[start Supplied data]
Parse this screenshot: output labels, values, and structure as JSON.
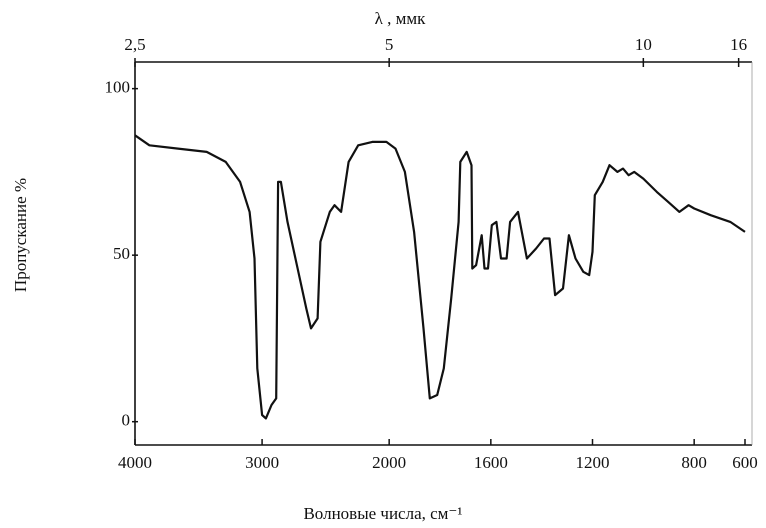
{
  "chart_data": {
    "type": "line",
    "title": "λ , ммк",
    "x_label": "Волновые числа, см⁻¹",
    "y_label": "Пропускание %",
    "x": [
      4000,
      3887,
      3662,
      3436,
      3286,
      3173,
      3098,
      3060,
      3038,
      3000,
      2970,
      2926,
      2889,
      2874,
      2852,
      2800,
      2726,
      2652,
      2615,
      2563,
      2541,
      2467,
      2430,
      2378,
      2319,
      2244,
      2133,
      2022,
      1975,
      1938,
      1902,
      1865,
      1840,
      1811,
      1785,
      1756,
      1727,
      1720,
      1695,
      1676,
      1673,
      1658,
      1636,
      1625,
      1611,
      1596,
      1578,
      1560,
      1538,
      1524,
      1493,
      1458,
      1422,
      1391,
      1369,
      1347,
      1316,
      1293,
      1267,
      1236,
      1213,
      1200,
      1191,
      1160,
      1133,
      1102,
      1080,
      1058,
      1036,
      1000,
      947,
      902,
      858,
      822,
      800,
      735,
      658,
      600
    ],
    "values": [
      86,
      83,
      82,
      81,
      78,
      72,
      63,
      49,
      16,
      2,
      1,
      5,
      7,
      72,
      72,
      60,
      47,
      34,
      28,
      31,
      54,
      63,
      65,
      63,
      78,
      83,
      84,
      84,
      82,
      75,
      57,
      28,
      7,
      8,
      16,
      37,
      60,
      78,
      81,
      77,
      46,
      47,
      56,
      46,
      46,
      59,
      60,
      49,
      49,
      60,
      63,
      49,
      52,
      55,
      55,
      38,
      40,
      56,
      49,
      45,
      44,
      51,
      68,
      72,
      77,
      75,
      76,
      74,
      75,
      73,
      69,
      66,
      63,
      65,
      64,
      62,
      60,
      57
    ],
    "color": "#111111",
    "xlim": [
      4000,
      600
    ],
    "xticks": [
      4000,
      3000,
      2000,
      1600,
      1200,
      800,
      600
    ],
    "top_xticks": [
      {
        "value": 2.5,
        "label": "2,5"
      },
      5,
      10,
      16
    ],
    "ylim": [
      -7,
      108
    ],
    "yticks": [
      0,
      50,
      100
    ]
  }
}
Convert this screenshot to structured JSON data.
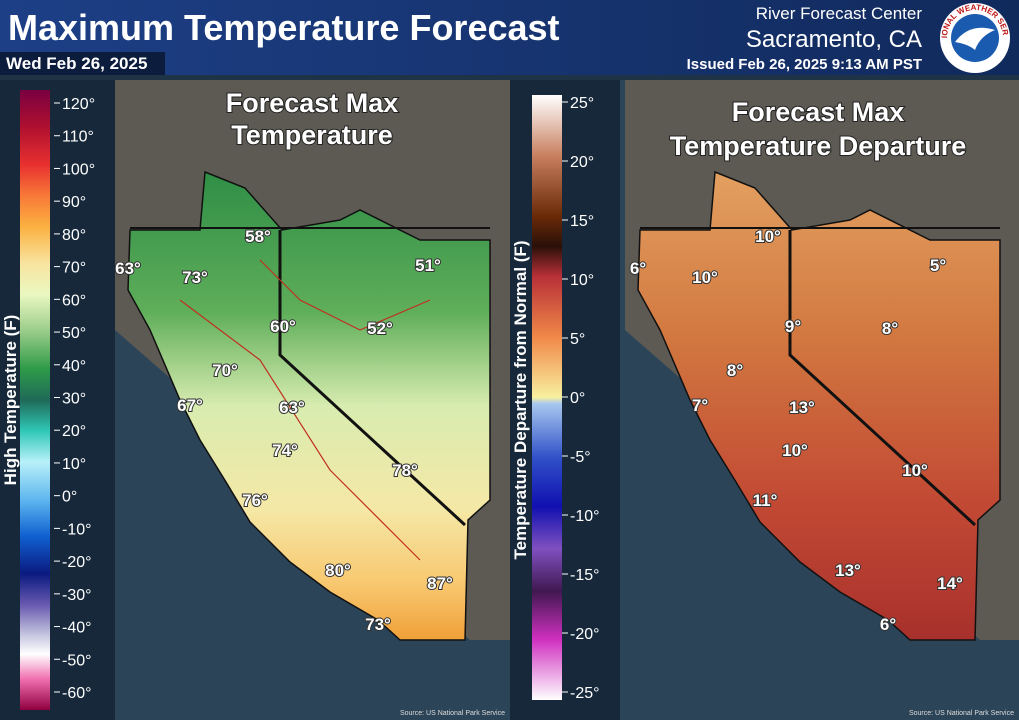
{
  "header": {
    "title": "Maximum Temperature Forecast",
    "date": "Wed Feb 26, 2025",
    "office": "River Forecast Center",
    "location": "Sacramento, CA",
    "issued": "Issued Feb 26, 2025 9:13 AM PST",
    "logo": "NATIONAL WEATHER SERVICE"
  },
  "left_panel": {
    "title_lines": [
      "Forecast Max",
      "Temperature"
    ],
    "legend_title": "High Temperature (F)",
    "legend_ticks": [
      "120°",
      "110°",
      "100°",
      "90°",
      "80°",
      "70°",
      "60°",
      "50°",
      "40°",
      "30°",
      "20°",
      "10°",
      "0°",
      "-10°",
      "-20°",
      "-30°",
      "-40°",
      "-50°",
      "-60°"
    ],
    "labels": [
      "58°",
      "63°",
      "73°",
      "51°",
      "60°",
      "52°",
      "70°",
      "67°",
      "63°",
      "74°",
      "78°",
      "76°",
      "80°",
      "87°",
      "73°"
    ],
    "source": "Source: US National Park Service"
  },
  "right_panel": {
    "title_lines": [
      "Forecast Max",
      "Temperature Departure"
    ],
    "legend_title": "Temperature Departure from Normal (F)",
    "legend_ticks": [
      "25°",
      "20°",
      "15°",
      "10°",
      "5°",
      "0°",
      "-5°",
      "-10°",
      "-15°",
      "-20°",
      "-25°"
    ],
    "labels": [
      "10°",
      "6°",
      "10°",
      "5°",
      "9°",
      "8°",
      "8°",
      "7°",
      "13°",
      "10°",
      "10°",
      "11°",
      "13°",
      "14°",
      "6°"
    ],
    "source": "Source: US National Park Service"
  }
}
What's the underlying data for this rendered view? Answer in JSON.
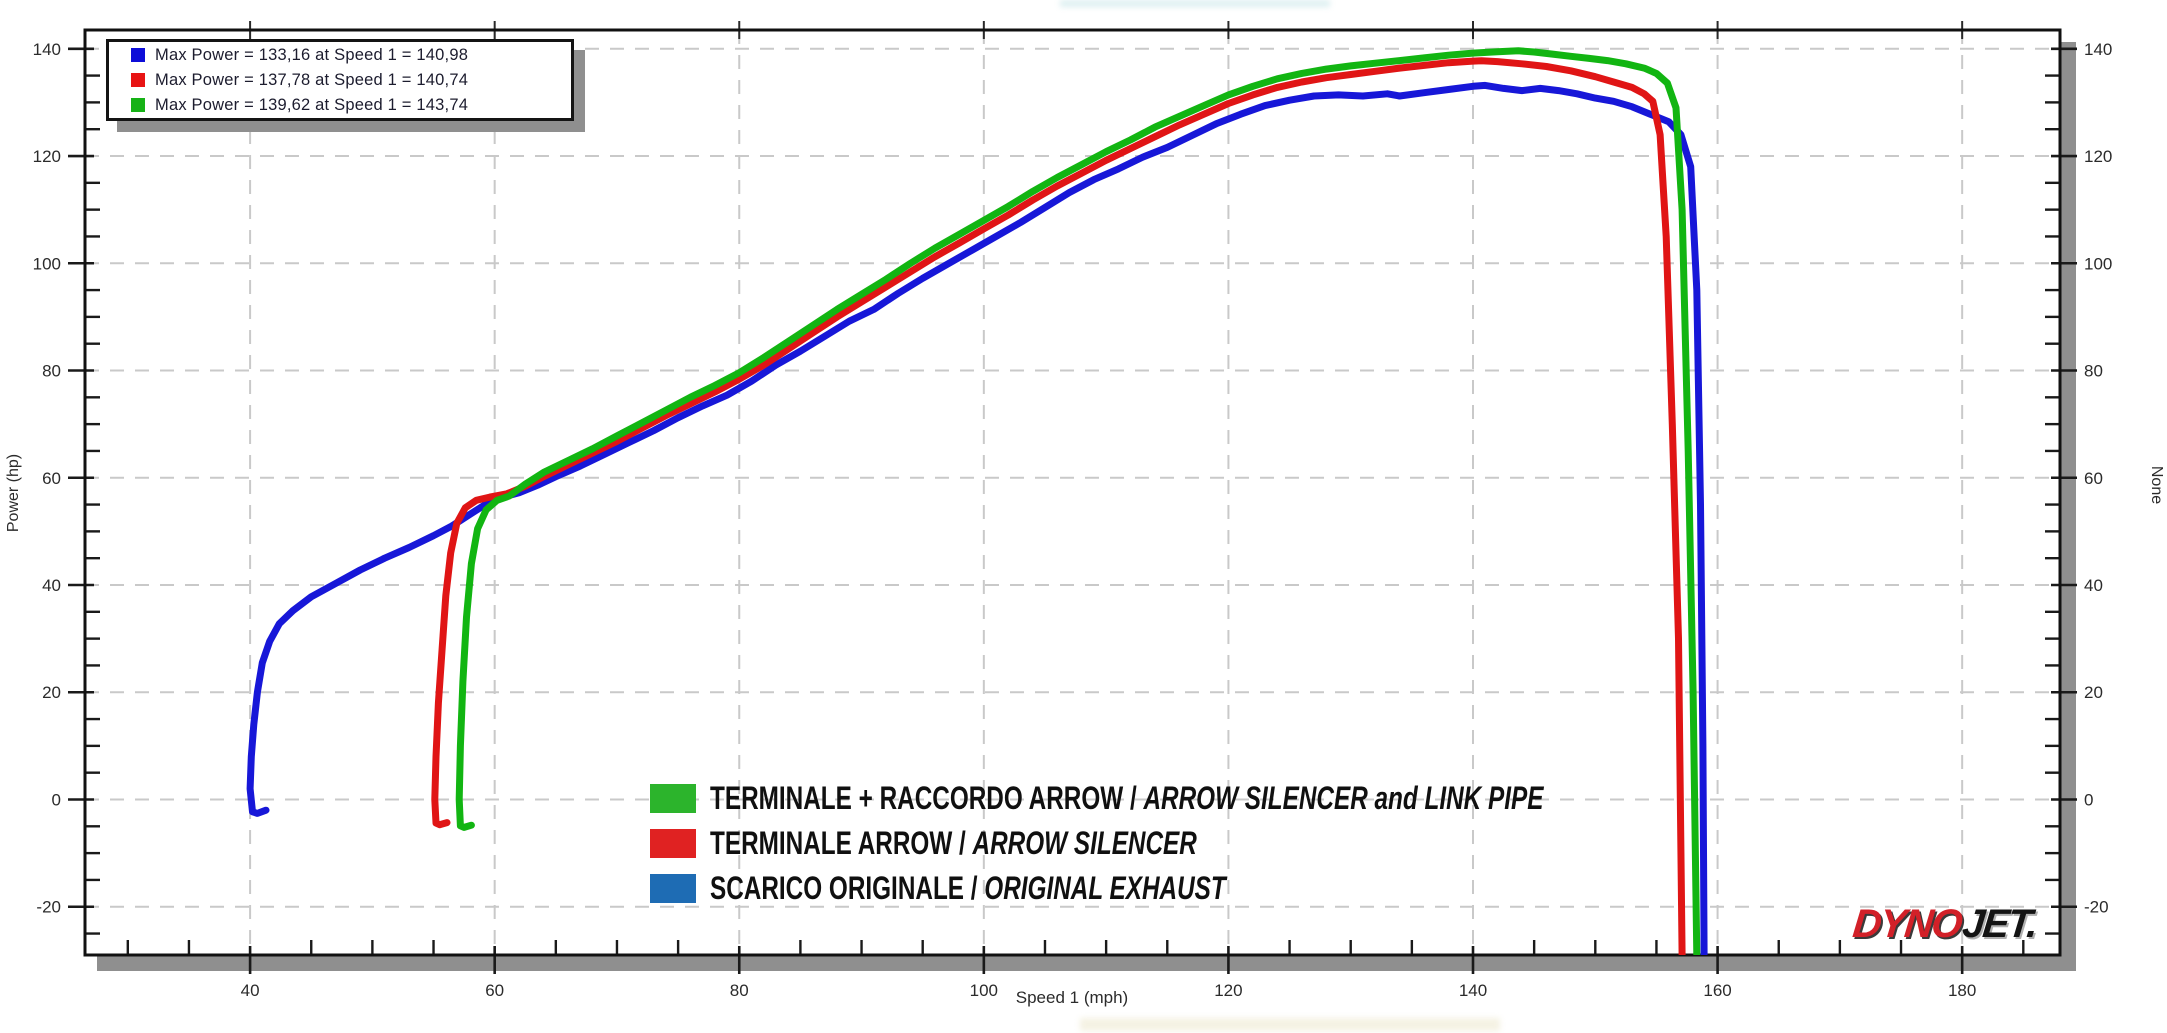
{
  "max_power_legend": {
    "items": [
      {
        "swatch_color": "#0d0dd8",
        "label": "Max Power = 133,16 at Speed 1 = 140,98"
      },
      {
        "swatch_color": "#e81414",
        "label": "Max Power = 137,78 at Speed 1 = 140,74"
      },
      {
        "swatch_color": "#16b216",
        "label": "Max Power = 139,62 at Speed 1 = 143,74"
      }
    ]
  },
  "series_legend": {
    "items": [
      {
        "swatch_color": "#2cb42c",
        "text_roman": "TERMINALE + RACCORDO ARROW / ",
        "text_italic": "ARROW SILENCER and LINK PIPE"
      },
      {
        "swatch_color": "#e02222",
        "text_roman": "TERMINALE ARROW / ",
        "text_italic": "ARROW SILENCER"
      },
      {
        "swatch_color": "#1e6cb4",
        "text_roman": "SCARICO ORIGINALE / ",
        "text_italic": "ORIGINAL EXHAUST"
      }
    ]
  },
  "logo": {
    "part1": "DYNO",
    "part2": "JET.",
    "part1_color": "#d22028",
    "part2_color": "#141414"
  },
  "chart_data": {
    "type": "line",
    "xlabel": "Speed 1 (mph)",
    "ylabel_left": "Power (hp)",
    "ylabel_right": "None",
    "grid": true,
    "grid_color": "#c9c9c9",
    "legend_position": "bottom-center",
    "x_axis": {
      "min": 26.5,
      "max": 188,
      "major_step": 20,
      "minor_step": 5,
      "major_labels": [
        40,
        60,
        80,
        100,
        120,
        140,
        160,
        180
      ]
    },
    "y_axis": {
      "min": -29,
      "max": 143.5,
      "major_step": 20,
      "minor_step": 5,
      "major_labels": [
        -20,
        0,
        20,
        40,
        60,
        80,
        100,
        120,
        140
      ]
    },
    "series": [
      {
        "name": "SCARICO ORIGINALE / ORIGINAL EXHAUST",
        "color": "#1717d8",
        "max_power": 133.16,
        "max_power_speed": 140.98,
        "points": [
          [
            41.3,
            -2.0
          ],
          [
            40.6,
            -2.6
          ],
          [
            40.2,
            -2.3
          ],
          [
            40.0,
            2
          ],
          [
            40.1,
            8
          ],
          [
            40.3,
            14
          ],
          [
            40.6,
            20
          ],
          [
            41.0,
            25.5
          ],
          [
            41.6,
            29.5
          ],
          [
            42.4,
            32.8
          ],
          [
            43.5,
            35.2
          ],
          [
            45,
            37.8
          ],
          [
            47,
            40.3
          ],
          [
            49,
            42.8
          ],
          [
            51,
            45.0
          ],
          [
            53,
            47.0
          ],
          [
            55,
            49.2
          ],
          [
            56.5,
            51
          ],
          [
            58,
            53.2
          ],
          [
            59.5,
            55.4
          ],
          [
            61,
            56.6
          ],
          [
            62,
            57.2
          ],
          [
            63.5,
            58.6
          ],
          [
            65,
            60.2
          ],
          [
            67,
            62.2
          ],
          [
            69,
            64.4
          ],
          [
            71,
            66.6
          ],
          [
            73,
            68.8
          ],
          [
            75,
            71.2
          ],
          [
            77,
            73.4
          ],
          [
            79,
            75.4
          ],
          [
            81,
            78
          ],
          [
            83,
            81
          ],
          [
            85,
            83.6
          ],
          [
            87,
            86.4
          ],
          [
            89,
            89.2
          ],
          [
            91,
            91.4
          ],
          [
            93,
            94.4
          ],
          [
            95,
            97.2
          ],
          [
            97,
            99.8
          ],
          [
            99,
            102.4
          ],
          [
            101,
            105
          ],
          [
            103,
            107.6
          ],
          [
            105,
            110.4
          ],
          [
            107,
            113.2
          ],
          [
            109,
            115.6
          ],
          [
            111,
            117.6
          ],
          [
            113,
            119.8
          ],
          [
            115,
            121.6
          ],
          [
            117,
            123.8
          ],
          [
            119,
            126
          ],
          [
            121,
            127.8
          ],
          [
            123,
            129.4
          ],
          [
            125,
            130.4
          ],
          [
            127,
            131.2
          ],
          [
            129,
            131.4
          ],
          [
            131,
            131.2
          ],
          [
            133,
            131.6
          ],
          [
            134,
            131.2
          ],
          [
            136,
            131.8
          ],
          [
            138,
            132.4
          ],
          [
            140,
            133.0
          ],
          [
            141,
            133.16
          ],
          [
            142.5,
            132.6
          ],
          [
            144,
            132.2
          ],
          [
            145.5,
            132.6
          ],
          [
            147,
            132.2
          ],
          [
            148.5,
            131.6
          ],
          [
            150,
            130.8
          ],
          [
            151.5,
            130.2
          ],
          [
            153,
            129.2
          ],
          [
            154.5,
            127.8
          ],
          [
            156,
            126.4
          ],
          [
            157,
            124.0
          ],
          [
            157.8,
            118
          ],
          [
            158.3,
            95
          ],
          [
            158.6,
            55
          ],
          [
            158.8,
            10
          ],
          [
            158.9,
            -29
          ]
        ]
      },
      {
        "name": "TERMINALE ARROW / ARROW SILENCER",
        "color": "#e01515",
        "max_power": 137.78,
        "max_power_speed": 140.74,
        "points": [
          [
            56.1,
            -4.3
          ],
          [
            55.5,
            -4.7
          ],
          [
            55.2,
            -4.4
          ],
          [
            55.1,
            0
          ],
          [
            55.2,
            8
          ],
          [
            55.4,
            18
          ],
          [
            55.7,
            28
          ],
          [
            56.0,
            38
          ],
          [
            56.4,
            46
          ],
          [
            56.9,
            51.5
          ],
          [
            57.6,
            54.4
          ],
          [
            58.5,
            55.8
          ],
          [
            59.6,
            56.4
          ],
          [
            61,
            57.0
          ],
          [
            62.5,
            58.4
          ],
          [
            64,
            60.2
          ],
          [
            66,
            62.4
          ],
          [
            68,
            64.6
          ],
          [
            70,
            66.8
          ],
          [
            72,
            69.2
          ],
          [
            74,
            71.6
          ],
          [
            76,
            73.8
          ],
          [
            78,
            76
          ],
          [
            80,
            78.4
          ],
          [
            82,
            81
          ],
          [
            84,
            84
          ],
          [
            86,
            87
          ],
          [
            88,
            90
          ],
          [
            90,
            92.8
          ],
          [
            92,
            95.6
          ],
          [
            94,
            98.4
          ],
          [
            96,
            101.2
          ],
          [
            98,
            103.8
          ],
          [
            100,
            106.4
          ],
          [
            102,
            109
          ],
          [
            104,
            111.8
          ],
          [
            106,
            114.4
          ],
          [
            108,
            116.8
          ],
          [
            110,
            119.2
          ],
          [
            112,
            121.4
          ],
          [
            114,
            123.6
          ],
          [
            116,
            125.8
          ],
          [
            118,
            127.8
          ],
          [
            120,
            129.8
          ],
          [
            122,
            131.4
          ],
          [
            124,
            132.8
          ],
          [
            126,
            133.8
          ],
          [
            128,
            134.6
          ],
          [
            130,
            135.2
          ],
          [
            132,
            135.8
          ],
          [
            134,
            136.4
          ],
          [
            136,
            136.9
          ],
          [
            138,
            137.4
          ],
          [
            140,
            137.7
          ],
          [
            140.7,
            137.78
          ],
          [
            142,
            137.6
          ],
          [
            144,
            137.2
          ],
          [
            146,
            136.7
          ],
          [
            148,
            135.9
          ],
          [
            150,
            134.8
          ],
          [
            151.5,
            133.8
          ],
          [
            153,
            132.8
          ],
          [
            154,
            131.6
          ],
          [
            154.7,
            130.2
          ],
          [
            155.3,
            124
          ],
          [
            155.8,
            105
          ],
          [
            156.3,
            70
          ],
          [
            156.8,
            30
          ],
          [
            157.1,
            -29
          ]
        ]
      },
      {
        "name": "TERMINALE + RACCORDO ARROW / ARROW SILENCER and LINK PIPE",
        "color": "#12b512",
        "max_power": 139.62,
        "max_power_speed": 143.74,
        "points": [
          [
            58.1,
            -4.8
          ],
          [
            57.5,
            -5.2
          ],
          [
            57.2,
            -4.9
          ],
          [
            57.1,
            0
          ],
          [
            57.2,
            10
          ],
          [
            57.4,
            22
          ],
          [
            57.7,
            34
          ],
          [
            58.1,
            44
          ],
          [
            58.6,
            50.5
          ],
          [
            59.3,
            54
          ],
          [
            60.2,
            55.8
          ],
          [
            61.2,
            56.6
          ],
          [
            62.5,
            58.8
          ],
          [
            64,
            61
          ],
          [
            66,
            63.2
          ],
          [
            68,
            65.4
          ],
          [
            70,
            67.8
          ],
          [
            72,
            70.2
          ],
          [
            74,
            72.6
          ],
          [
            76,
            75
          ],
          [
            78,
            77.2
          ],
          [
            80,
            79.6
          ],
          [
            82,
            82.4
          ],
          [
            84,
            85.4
          ],
          [
            86,
            88.4
          ],
          [
            88,
            91.4
          ],
          [
            90,
            94.2
          ],
          [
            92,
            97
          ],
          [
            94,
            100
          ],
          [
            96,
            102.8
          ],
          [
            98,
            105.4
          ],
          [
            100,
            108
          ],
          [
            102,
            110.6
          ],
          [
            104,
            113.4
          ],
          [
            106,
            116
          ],
          [
            108,
            118.4
          ],
          [
            110,
            120.8
          ],
          [
            112,
            123
          ],
          [
            114,
            125.4
          ],
          [
            116,
            127.4
          ],
          [
            118,
            129.4
          ],
          [
            120,
            131.4
          ],
          [
            122,
            133
          ],
          [
            124,
            134.4
          ],
          [
            126,
            135.4
          ],
          [
            128,
            136.2
          ],
          [
            130,
            136.8
          ],
          [
            132,
            137.3
          ],
          [
            134,
            137.8
          ],
          [
            136,
            138.3
          ],
          [
            138,
            138.8
          ],
          [
            140,
            139.2
          ],
          [
            142,
            139.45
          ],
          [
            143.7,
            139.62
          ],
          [
            145,
            139.4
          ],
          [
            146.5,
            139.0
          ],
          [
            148,
            138.6
          ],
          [
            149.5,
            138.2
          ],
          [
            151,
            137.8
          ],
          [
            152.5,
            137.2
          ],
          [
            154,
            136.4
          ],
          [
            155,
            135.4
          ],
          [
            155.9,
            133.6
          ],
          [
            156.6,
            129
          ],
          [
            157.1,
            110
          ],
          [
            157.6,
            65
          ],
          [
            158.0,
            20
          ],
          [
            158.3,
            -29
          ]
        ]
      }
    ]
  }
}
[end Supplied data]
# Directions for this task
Identify the lines of the data that contain the word "Temperature". Copy each of them.

# The output
    "title": "Maximum Temperature Forecast",
      "Temperature"
    "legend_title": "High Temperature (F)",
      "Temperature Departure"
    "legend_title": "Temperature Departure from Normal (F)",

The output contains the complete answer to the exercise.